Directions:
Decide whether each statement below agrees with the FAQ for foreign applicants that follows. Answer yes or no for each, and quote the deciding words of the FAQ.
(a) The Health Law LL.M. calls for 18 credits of health coursework.
(b) Lawyers with a law degree from outside the United States may begin their studies in January.
(c) Students with a law degree from outside the United States take Introduction to American Law in their first semester.

Passage to read:

....

Frequently Asked Questions – Foreign Applicants
(Non-US Law Degree)

  1. What LL.M. programs are offered at the Law Center?
  2. Can I apply to any of these programs?

    Yes.
  3. Are there required courses?

    Any student who earned a law degree outside of the United States is required to take Introduction to American Law and Lawyering Skills and Strategies* during their first semester, August-December.  Students in a concentration, such as International Law, are also required to complete a certain number of concentration-specific credits. 

     

    Program/Concentration

     

    Total Credits

     

    Required Coursework

     

    Energy, Environment and Natural Resources LL.M.

     

    24

    15 credits of EENR coursework and two required courses*

     

    Health Law LL.M.

     

    24

     

    18 credits of health coursework and two required courses*

     

    Intellectual Property & Information Law LL.M.

     

    24

     

    15 credits of intellectual property and information law coursework and two required courses*

     

    International Law LL.M.

     

    24

    15 credits of international law coursework and two required courses*

     

    Tax LL.M.

     

    24

     

    18 credits of tax law courses including Federal Income Tax, Tax Ethics and Tax Research and two required courses*

     

    Foreign Scholars LL.M.

    24

    Two required courses*


     

  4. When can I begin the LL.M. program?

    Lawyers who earned their law degree outside of the United States must begin their studies in early August.
  5. What is the length of the program?

....

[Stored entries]
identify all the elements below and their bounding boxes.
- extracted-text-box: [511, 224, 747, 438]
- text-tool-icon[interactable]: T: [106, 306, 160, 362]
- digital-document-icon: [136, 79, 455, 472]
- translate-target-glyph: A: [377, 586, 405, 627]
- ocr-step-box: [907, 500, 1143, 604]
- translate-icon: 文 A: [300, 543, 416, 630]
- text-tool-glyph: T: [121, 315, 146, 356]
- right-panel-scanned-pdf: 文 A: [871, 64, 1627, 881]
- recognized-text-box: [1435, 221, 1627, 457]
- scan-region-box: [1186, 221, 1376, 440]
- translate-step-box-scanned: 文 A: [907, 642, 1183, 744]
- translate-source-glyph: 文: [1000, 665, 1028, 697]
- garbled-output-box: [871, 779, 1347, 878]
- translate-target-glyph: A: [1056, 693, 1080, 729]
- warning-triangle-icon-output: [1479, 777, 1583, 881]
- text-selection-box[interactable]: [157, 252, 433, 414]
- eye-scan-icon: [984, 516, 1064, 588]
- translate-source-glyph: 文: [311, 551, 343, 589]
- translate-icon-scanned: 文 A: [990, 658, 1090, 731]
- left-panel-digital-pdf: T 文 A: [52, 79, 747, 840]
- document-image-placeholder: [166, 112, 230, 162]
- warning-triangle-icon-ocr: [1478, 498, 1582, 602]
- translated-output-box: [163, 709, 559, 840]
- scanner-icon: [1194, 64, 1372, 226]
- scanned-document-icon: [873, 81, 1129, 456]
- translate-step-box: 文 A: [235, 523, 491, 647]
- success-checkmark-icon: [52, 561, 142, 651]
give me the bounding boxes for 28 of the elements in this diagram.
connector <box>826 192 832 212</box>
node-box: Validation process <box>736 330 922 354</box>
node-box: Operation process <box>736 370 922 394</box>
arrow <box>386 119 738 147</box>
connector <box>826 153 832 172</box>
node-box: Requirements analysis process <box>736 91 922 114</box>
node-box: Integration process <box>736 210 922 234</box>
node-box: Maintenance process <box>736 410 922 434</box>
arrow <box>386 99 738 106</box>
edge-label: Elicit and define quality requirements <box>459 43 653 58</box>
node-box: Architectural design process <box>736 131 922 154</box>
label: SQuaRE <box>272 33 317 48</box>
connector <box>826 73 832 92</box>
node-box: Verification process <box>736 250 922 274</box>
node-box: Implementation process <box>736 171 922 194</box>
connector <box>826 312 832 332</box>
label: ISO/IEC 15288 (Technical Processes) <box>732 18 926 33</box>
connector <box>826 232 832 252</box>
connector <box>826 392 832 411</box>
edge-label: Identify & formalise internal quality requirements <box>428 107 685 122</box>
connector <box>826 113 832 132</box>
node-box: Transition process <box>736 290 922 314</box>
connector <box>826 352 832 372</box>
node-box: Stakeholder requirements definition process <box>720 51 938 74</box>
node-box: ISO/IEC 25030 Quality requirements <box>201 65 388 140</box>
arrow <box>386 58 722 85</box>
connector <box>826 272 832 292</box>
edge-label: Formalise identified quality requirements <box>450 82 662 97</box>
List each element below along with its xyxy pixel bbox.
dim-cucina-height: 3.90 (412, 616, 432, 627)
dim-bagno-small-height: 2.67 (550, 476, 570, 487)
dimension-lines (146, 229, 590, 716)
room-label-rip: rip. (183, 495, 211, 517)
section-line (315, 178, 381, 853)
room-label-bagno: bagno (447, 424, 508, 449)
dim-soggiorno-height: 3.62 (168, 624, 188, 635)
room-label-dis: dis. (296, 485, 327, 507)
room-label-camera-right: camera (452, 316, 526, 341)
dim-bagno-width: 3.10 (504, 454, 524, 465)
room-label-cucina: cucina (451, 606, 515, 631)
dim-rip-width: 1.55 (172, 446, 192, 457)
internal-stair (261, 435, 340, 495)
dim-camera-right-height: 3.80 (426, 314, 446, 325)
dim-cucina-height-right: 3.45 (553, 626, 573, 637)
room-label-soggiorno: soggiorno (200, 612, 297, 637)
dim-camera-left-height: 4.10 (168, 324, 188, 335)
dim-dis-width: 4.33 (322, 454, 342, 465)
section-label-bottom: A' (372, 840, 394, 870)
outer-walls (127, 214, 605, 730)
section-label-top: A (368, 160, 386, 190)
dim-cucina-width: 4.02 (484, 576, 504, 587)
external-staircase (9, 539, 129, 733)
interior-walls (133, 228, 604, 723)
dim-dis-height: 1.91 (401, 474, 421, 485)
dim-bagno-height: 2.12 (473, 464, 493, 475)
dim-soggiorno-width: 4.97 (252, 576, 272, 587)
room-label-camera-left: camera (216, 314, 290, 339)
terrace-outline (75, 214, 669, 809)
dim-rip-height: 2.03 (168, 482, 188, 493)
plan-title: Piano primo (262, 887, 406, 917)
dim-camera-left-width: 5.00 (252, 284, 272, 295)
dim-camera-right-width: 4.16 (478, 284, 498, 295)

....

Response:
(a) Yes: "18 credits of health coursework and two required courses*"
(b) No: "must begin their studies in early August."
(c) Yes: "required to take Introduction to American Law and Lawyering Skills and Strategies* during their first semester"